• EXERCISE AIM: Your task is to gather the lines below that hold the string "screenshot".

• MATERIAL PROVIDED:
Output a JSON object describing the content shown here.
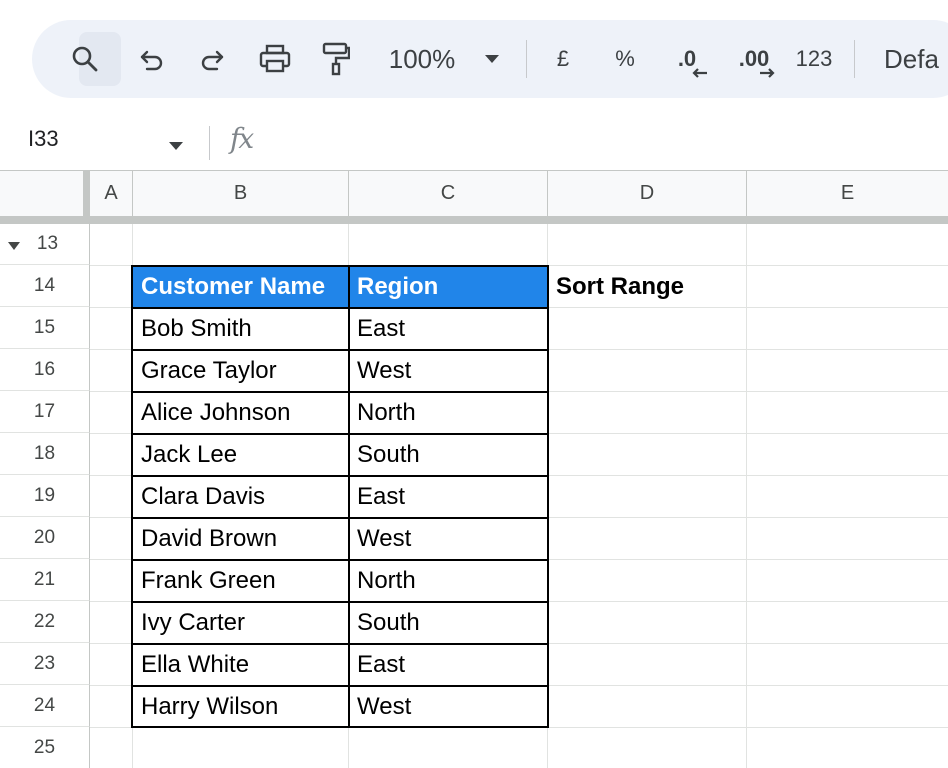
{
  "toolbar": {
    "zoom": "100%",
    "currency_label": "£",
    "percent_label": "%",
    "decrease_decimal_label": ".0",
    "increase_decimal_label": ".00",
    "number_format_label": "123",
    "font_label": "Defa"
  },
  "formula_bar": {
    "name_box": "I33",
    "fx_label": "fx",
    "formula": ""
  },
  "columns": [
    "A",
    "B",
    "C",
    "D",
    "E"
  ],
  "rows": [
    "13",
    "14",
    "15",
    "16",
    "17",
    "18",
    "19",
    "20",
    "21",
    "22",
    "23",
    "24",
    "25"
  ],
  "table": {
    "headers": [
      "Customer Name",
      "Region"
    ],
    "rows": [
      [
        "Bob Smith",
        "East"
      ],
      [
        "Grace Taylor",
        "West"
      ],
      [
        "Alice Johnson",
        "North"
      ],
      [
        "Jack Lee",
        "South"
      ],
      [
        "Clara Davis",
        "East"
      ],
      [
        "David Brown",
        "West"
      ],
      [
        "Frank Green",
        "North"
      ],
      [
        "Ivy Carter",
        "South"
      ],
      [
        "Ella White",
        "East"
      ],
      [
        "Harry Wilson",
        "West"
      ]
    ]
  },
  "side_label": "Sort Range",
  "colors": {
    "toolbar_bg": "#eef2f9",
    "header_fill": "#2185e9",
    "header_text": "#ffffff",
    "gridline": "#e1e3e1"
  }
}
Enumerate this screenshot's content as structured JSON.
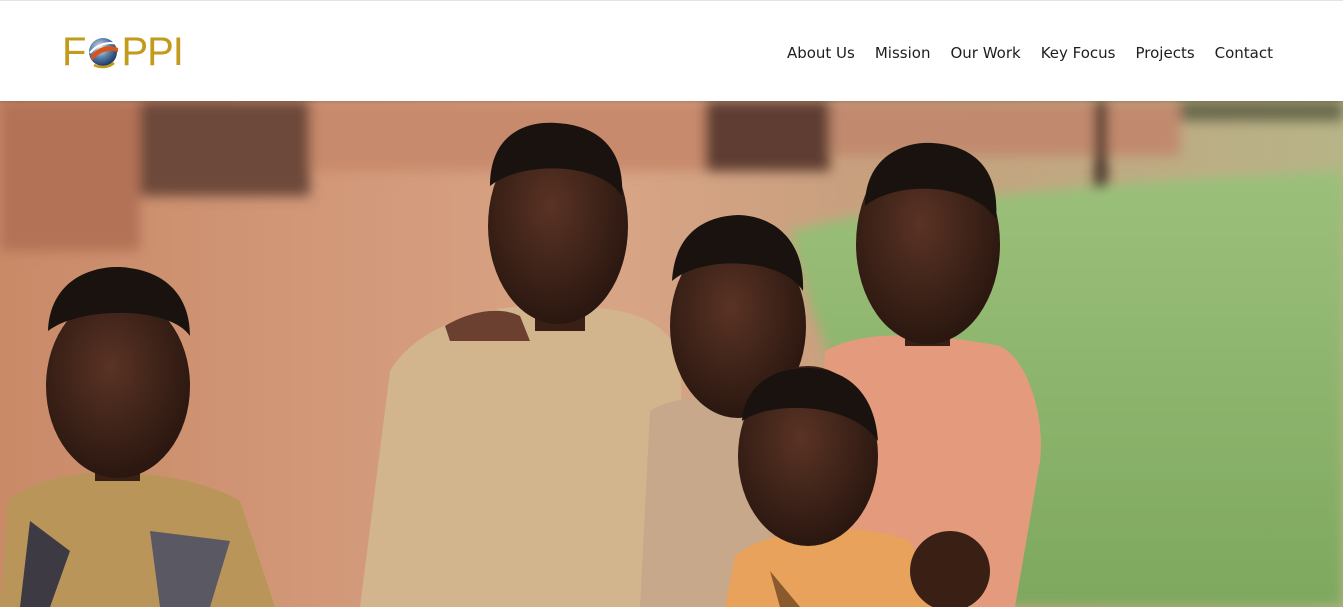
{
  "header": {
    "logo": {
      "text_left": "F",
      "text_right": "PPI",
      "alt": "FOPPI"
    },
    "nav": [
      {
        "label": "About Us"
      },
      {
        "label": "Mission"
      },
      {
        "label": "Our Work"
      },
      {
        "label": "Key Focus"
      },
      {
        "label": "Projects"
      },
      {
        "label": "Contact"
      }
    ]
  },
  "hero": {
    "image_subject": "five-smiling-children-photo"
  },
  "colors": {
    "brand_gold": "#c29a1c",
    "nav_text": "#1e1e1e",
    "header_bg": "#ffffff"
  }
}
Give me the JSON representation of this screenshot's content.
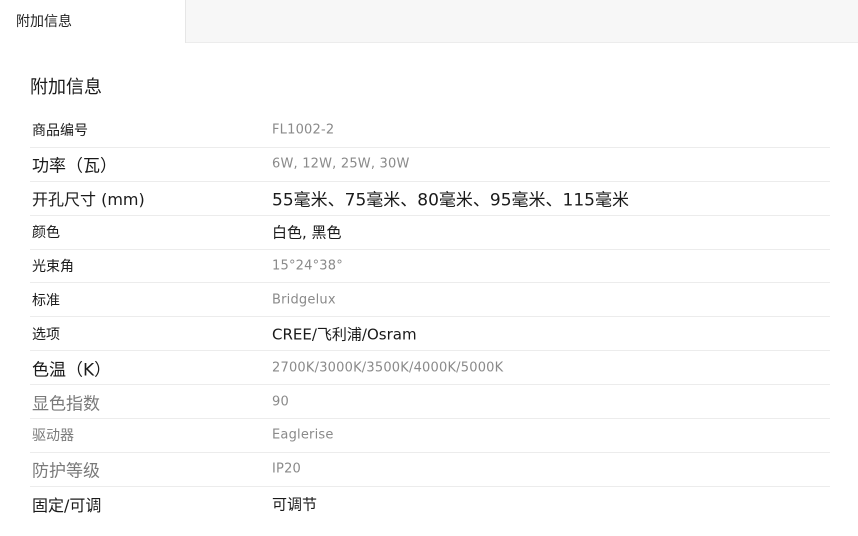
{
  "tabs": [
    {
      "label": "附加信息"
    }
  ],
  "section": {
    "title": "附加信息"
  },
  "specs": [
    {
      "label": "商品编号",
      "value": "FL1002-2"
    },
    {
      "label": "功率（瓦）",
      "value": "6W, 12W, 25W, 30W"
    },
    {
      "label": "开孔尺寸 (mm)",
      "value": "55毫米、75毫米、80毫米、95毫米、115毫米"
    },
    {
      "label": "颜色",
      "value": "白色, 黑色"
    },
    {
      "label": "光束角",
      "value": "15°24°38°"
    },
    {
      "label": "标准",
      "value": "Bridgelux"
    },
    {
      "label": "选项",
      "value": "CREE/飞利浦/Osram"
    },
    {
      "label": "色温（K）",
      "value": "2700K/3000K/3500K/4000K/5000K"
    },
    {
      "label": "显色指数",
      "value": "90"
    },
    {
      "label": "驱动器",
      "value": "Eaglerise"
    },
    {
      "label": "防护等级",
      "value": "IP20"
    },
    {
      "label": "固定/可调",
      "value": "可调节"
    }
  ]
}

• ANSWER TO THE EXERCISE:
Enumerate this screenshot's content as structured JSON.
Give me the JSON representation of this screenshot's content.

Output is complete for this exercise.